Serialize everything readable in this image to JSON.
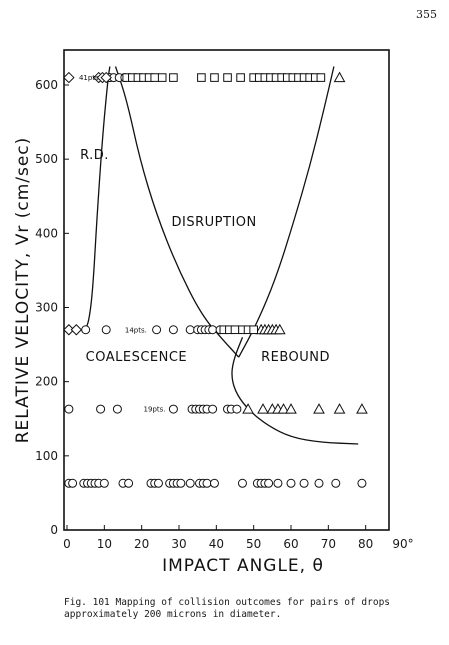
{
  "page_number": "355",
  "caption": "Fig. 101  Mapping of collision outcomes for pairs of drops\napproximately 200 microns in diameter.",
  "chart_data": {
    "type": "scatter",
    "title": "",
    "xlabel": "IMPACT ANGLE, θ",
    "ylabel": "RELATIVE VELOCITY, Vr (cm/sec)",
    "xlim": [
      0,
      90
    ],
    "ylim": [
      0,
      640
    ],
    "x_ticks": [
      "0",
      "10",
      "20",
      "30",
      "40",
      "50",
      "60",
      "70",
      "80",
      "90°"
    ],
    "y_ticks": [
      "0",
      "100",
      "200",
      "300",
      "400",
      "500",
      "600"
    ],
    "regions": [
      {
        "name": "R.D.",
        "label": "R.D.",
        "x": 3.5,
        "y": 500
      },
      {
        "name": "disruption",
        "label": "DISRUPTION",
        "x": 28,
        "y": 410
      },
      {
        "name": "coalescence",
        "label": "COALESCENCE",
        "x": 5,
        "y": 228
      },
      {
        "name": "rebound",
        "label": "REBOUND",
        "x": 52,
        "y": 228
      }
    ],
    "point_count_labels": [
      {
        "label": "41pts.",
        "x": 3.2,
        "y": 610
      },
      {
        "label": "14pts.",
        "x": 15.5,
        "y": 270
      },
      {
        "label": "19pts.",
        "x": 20.5,
        "y": 163
      }
    ],
    "series": [
      {
        "name": "coalescence",
        "marker": "circle",
        "points": [
          [
            11.5,
            610
          ],
          [
            12.5,
            610
          ],
          [
            14,
            610
          ],
          [
            15.5,
            610
          ],
          [
            5,
            270
          ],
          [
            10.5,
            270
          ],
          [
            24,
            270
          ],
          [
            28.5,
            270
          ],
          [
            33,
            270
          ],
          [
            35,
            270
          ],
          [
            36,
            270
          ],
          [
            37,
            270
          ],
          [
            38,
            270
          ],
          [
            39,
            270
          ],
          [
            41,
            270
          ],
          [
            0.5,
            163
          ],
          [
            9,
            163
          ],
          [
            13.5,
            163
          ],
          [
            28.5,
            163
          ],
          [
            33.5,
            163
          ],
          [
            34.5,
            163
          ],
          [
            35.5,
            163
          ],
          [
            36.5,
            163
          ],
          [
            37.5,
            163
          ],
          [
            39,
            163
          ],
          [
            43,
            163
          ],
          [
            44,
            163
          ],
          [
            45.5,
            163
          ],
          [
            0.5,
            63
          ],
          [
            1.5,
            63
          ],
          [
            4.5,
            63
          ],
          [
            5.5,
            63
          ],
          [
            6.5,
            63
          ],
          [
            7.5,
            63
          ],
          [
            8.5,
            63
          ],
          [
            10,
            63
          ],
          [
            15,
            63
          ],
          [
            16.5,
            63
          ],
          [
            22.5,
            63
          ],
          [
            23.5,
            63
          ],
          [
            24.5,
            63
          ],
          [
            27.5,
            63
          ],
          [
            28.5,
            63
          ],
          [
            29.5,
            63
          ],
          [
            30.5,
            63
          ],
          [
            33,
            63
          ],
          [
            35.5,
            63
          ],
          [
            36.5,
            63
          ],
          [
            37.5,
            63
          ],
          [
            39.5,
            63
          ],
          [
            47,
            63
          ],
          [
            51,
            63
          ],
          [
            52,
            63
          ],
          [
            53,
            63
          ],
          [
            54,
            63
          ],
          [
            56.5,
            63
          ],
          [
            60,
            63
          ],
          [
            63.5,
            63
          ],
          [
            67.5,
            63
          ],
          [
            72,
            63
          ],
          [
            79,
            63
          ]
        ]
      },
      {
        "name": "rebound",
        "marker": "triangle",
        "points": [
          [
            73,
            610
          ],
          [
            52,
            270
          ],
          [
            53,
            270
          ],
          [
            54,
            270
          ],
          [
            55,
            270
          ],
          [
            56,
            270
          ],
          [
            57,
            270
          ],
          [
            48.5,
            163
          ],
          [
            52.5,
            163
          ],
          [
            55,
            163
          ],
          [
            56.5,
            163
          ],
          [
            58,
            163
          ],
          [
            60,
            163
          ],
          [
            67.5,
            163
          ],
          [
            73,
            163
          ],
          [
            79,
            163
          ]
        ]
      },
      {
        "name": "disruption",
        "marker": "square",
        "points": [
          [
            16,
            610
          ],
          [
            17.5,
            610
          ],
          [
            19,
            610
          ],
          [
            20.5,
            610
          ],
          [
            22,
            610
          ],
          [
            23.5,
            610
          ],
          [
            25.5,
            610
          ],
          [
            28.5,
            610
          ],
          [
            36,
            610
          ],
          [
            39.5,
            610
          ],
          [
            43,
            610
          ],
          [
            46.5,
            610
          ],
          [
            50,
            610
          ],
          [
            51.5,
            610
          ],
          [
            53,
            610
          ],
          [
            54.5,
            610
          ],
          [
            56,
            610
          ],
          [
            57.5,
            610
          ],
          [
            59,
            610
          ],
          [
            60.5,
            610
          ],
          [
            62,
            610
          ],
          [
            63.5,
            610
          ],
          [
            65,
            610
          ],
          [
            66.5,
            610
          ],
          [
            68,
            610
          ],
          [
            42,
            270
          ],
          [
            43.5,
            270
          ],
          [
            45,
            270
          ],
          [
            47,
            270
          ],
          [
            48.5,
            270
          ],
          [
            50,
            270
          ]
        ]
      },
      {
        "name": "reflexive disruption",
        "marker": "diamond",
        "points": [
          [
            0.5,
            610
          ],
          [
            8.5,
            610
          ],
          [
            9.5,
            610
          ],
          [
            10.5,
            610
          ],
          [
            0.5,
            270
          ],
          [
            2.5,
            270
          ]
        ]
      }
    ],
    "boundaries": [
      {
        "name": "rd-boundary",
        "points": [
          [
            5,
            270
          ],
          [
            6,
            285
          ],
          [
            7,
            330
          ],
          [
            8,
            420
          ],
          [
            9.5,
            530
          ],
          [
            11,
            610
          ],
          [
            11.5,
            625
          ]
        ]
      },
      {
        "name": "disruption-left-boundary",
        "points": [
          [
            13,
            625
          ],
          [
            16,
            580
          ],
          [
            19.5,
            500
          ],
          [
            24,
            425
          ],
          [
            29.5,
            355
          ],
          [
            36,
            290
          ],
          [
            42,
            255
          ],
          [
            46,
            233
          ]
        ]
      },
      {
        "name": "disruption-right-boundary",
        "points": [
          [
            46,
            233
          ],
          [
            51,
            280
          ],
          [
            56,
            340
          ],
          [
            61,
            420
          ],
          [
            65,
            490
          ],
          [
            68.5,
            560
          ],
          [
            71.5,
            625
          ]
        ]
      },
      {
        "name": "rebound-boundary",
        "points": [
          [
            47,
            260
          ],
          [
            44.5,
            228
          ],
          [
            44,
            205
          ],
          [
            45.5,
            182
          ],
          [
            49,
            160
          ],
          [
            54,
            140
          ],
          [
            60,
            125
          ],
          [
            68,
            118
          ],
          [
            78,
            116
          ]
        ]
      }
    ]
  }
}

= = =

● Description of the task
Extract all the data above exactly, excluding every picture.

● Complete response
Serialize everything readable in this image to JSON.
{
  "page_number": "355",
  "caption": "Fig. 101  Mapping of collision outcomes for pairs of drops\napproximately 200 microns in diameter.",
  "chart_data": {
    "type": "scatter",
    "title": "",
    "xlabel": "IMPACT ANGLE, θ",
    "ylabel": "RELATIVE VELOCITY, Vr (cm/sec)",
    "xlim": [
      0,
      90
    ],
    "ylim": [
      0,
      640
    ],
    "x_ticks": [
      "0",
      "10",
      "20",
      "30",
      "40",
      "50",
      "60",
      "70",
      "80",
      "90°"
    ],
    "y_ticks": [
      "0",
      "100",
      "200",
      "300",
      "400",
      "500",
      "600"
    ],
    "regions": [
      {
        "name": "R.D.",
        "label": "R.D.",
        "x": 3.5,
        "y": 500
      },
      {
        "name": "disruption",
        "label": "DISRUPTION",
        "x": 28,
        "y": 410
      },
      {
        "name": "coalescence",
        "label": "COALESCENCE",
        "x": 5,
        "y": 228
      },
      {
        "name": "rebound",
        "label": "REBOUND",
        "x": 52,
        "y": 228
      }
    ],
    "point_count_labels": [
      {
        "label": "41pts.",
        "x": 3.2,
        "y": 610
      },
      {
        "label": "14pts.",
        "x": 15.5,
        "y": 270
      },
      {
        "label": "19pts.",
        "x": 20.5,
        "y": 163
      }
    ],
    "series": [
      {
        "name": "coalescence",
        "marker": "circle",
        "points": [
          [
            11.5,
            610
          ],
          [
            12.5,
            610
          ],
          [
            14,
            610
          ],
          [
            15.5,
            610
          ],
          [
            5,
            270
          ],
          [
            10.5,
            270
          ],
          [
            24,
            270
          ],
          [
            28.5,
            270
          ],
          [
            33,
            270
          ],
          [
            35,
            270
          ],
          [
            36,
            270
          ],
          [
            37,
            270
          ],
          [
            38,
            270
          ],
          [
            39,
            270
          ],
          [
            41,
            270
          ],
          [
            0.5,
            163
          ],
          [
            9,
            163
          ],
          [
            13.5,
            163
          ],
          [
            28.5,
            163
          ],
          [
            33.5,
            163
          ],
          [
            34.5,
            163
          ],
          [
            35.5,
            163
          ],
          [
            36.5,
            163
          ],
          [
            37.5,
            163
          ],
          [
            39,
            163
          ],
          [
            43,
            163
          ],
          [
            44,
            163
          ],
          [
            45.5,
            163
          ],
          [
            0.5,
            63
          ],
          [
            1.5,
            63
          ],
          [
            4.5,
            63
          ],
          [
            5.5,
            63
          ],
          [
            6.5,
            63
          ],
          [
            7.5,
            63
          ],
          [
            8.5,
            63
          ],
          [
            10,
            63
          ],
          [
            15,
            63
          ],
          [
            16.5,
            63
          ],
          [
            22.5,
            63
          ],
          [
            23.5,
            63
          ],
          [
            24.5,
            63
          ],
          [
            27.5,
            63
          ],
          [
            28.5,
            63
          ],
          [
            29.5,
            63
          ],
          [
            30.5,
            63
          ],
          [
            33,
            63
          ],
          [
            35.5,
            63
          ],
          [
            36.5,
            63
          ],
          [
            37.5,
            63
          ],
          [
            39.5,
            63
          ],
          [
            47,
            63
          ],
          [
            51,
            63
          ],
          [
            52,
            63
          ],
          [
            53,
            63
          ],
          [
            54,
            63
          ],
          [
            56.5,
            63
          ],
          [
            60,
            63
          ],
          [
            63.5,
            63
          ],
          [
            67.5,
            63
          ],
          [
            72,
            63
          ],
          [
            79,
            63
          ]
        ]
      },
      {
        "name": "rebound",
        "marker": "triangle",
        "points": [
          [
            73,
            610
          ],
          [
            52,
            270
          ],
          [
            53,
            270
          ],
          [
            54,
            270
          ],
          [
            55,
            270
          ],
          [
            56,
            270
          ],
          [
            57,
            270
          ],
          [
            48.5,
            163
          ],
          [
            52.5,
            163
          ],
          [
            55,
            163
          ],
          [
            56.5,
            163
          ],
          [
            58,
            163
          ],
          [
            60,
            163
          ],
          [
            67.5,
            163
          ],
          [
            73,
            163
          ],
          [
            79,
            163
          ]
        ]
      },
      {
        "name": "disruption",
        "marker": "square",
        "points": [
          [
            16,
            610
          ],
          [
            17.5,
            610
          ],
          [
            19,
            610
          ],
          [
            20.5,
            610
          ],
          [
            22,
            610
          ],
          [
            23.5,
            610
          ],
          [
            25.5,
            610
          ],
          [
            28.5,
            610
          ],
          [
            36,
            610
          ],
          [
            39.5,
            610
          ],
          [
            43,
            610
          ],
          [
            46.5,
            610
          ],
          [
            50,
            610
          ],
          [
            51.5,
            610
          ],
          [
            53,
            610
          ],
          [
            54.5,
            610
          ],
          [
            56,
            610
          ],
          [
            57.5,
            610
          ],
          [
            59,
            610
          ],
          [
            60.5,
            610
          ],
          [
            62,
            610
          ],
          [
            63.5,
            610
          ],
          [
            65,
            610
          ],
          [
            66.5,
            610
          ],
          [
            68,
            610
          ],
          [
            42,
            270
          ],
          [
            43.5,
            270
          ],
          [
            45,
            270
          ],
          [
            47,
            270
          ],
          [
            48.5,
            270
          ],
          [
            50,
            270
          ]
        ]
      },
      {
        "name": "reflexive disruption",
        "marker": "diamond",
        "points": [
          [
            0.5,
            610
          ],
          [
            8.5,
            610
          ],
          [
            9.5,
            610
          ],
          [
            10.5,
            610
          ],
          [
            0.5,
            270
          ],
          [
            2.5,
            270
          ]
        ]
      }
    ],
    "boundaries": [
      {
        "name": "rd-boundary",
        "points": [
          [
            5,
            270
          ],
          [
            6,
            285
          ],
          [
            7,
            330
          ],
          [
            8,
            420
          ],
          [
            9.5,
            530
          ],
          [
            11,
            610
          ],
          [
            11.5,
            625
          ]
        ]
      },
      {
        "name": "disruption-left-boundary",
        "points": [
          [
            13,
            625
          ],
          [
            16,
            580
          ],
          [
            19.5,
            500
          ],
          [
            24,
            425
          ],
          [
            29.5,
            355
          ],
          [
            36,
            290
          ],
          [
            42,
            255
          ],
          [
            46,
            233
          ]
        ]
      },
      {
        "name": "disruption-right-boundary",
        "points": [
          [
            46,
            233
          ],
          [
            51,
            280
          ],
          [
            56,
            340
          ],
          [
            61,
            420
          ],
          [
            65,
            490
          ],
          [
            68.5,
            560
          ],
          [
            71.5,
            625
          ]
        ]
      },
      {
        "name": "rebound-boundary",
        "points": [
          [
            47,
            260
          ],
          [
            44.5,
            228
          ],
          [
            44,
            205
          ],
          [
            45.5,
            182
          ],
          [
            49,
            160
          ],
          [
            54,
            140
          ],
          [
            60,
            125
          ],
          [
            68,
            118
          ],
          [
            78,
            116
          ]
        ]
      }
    ]
  }
}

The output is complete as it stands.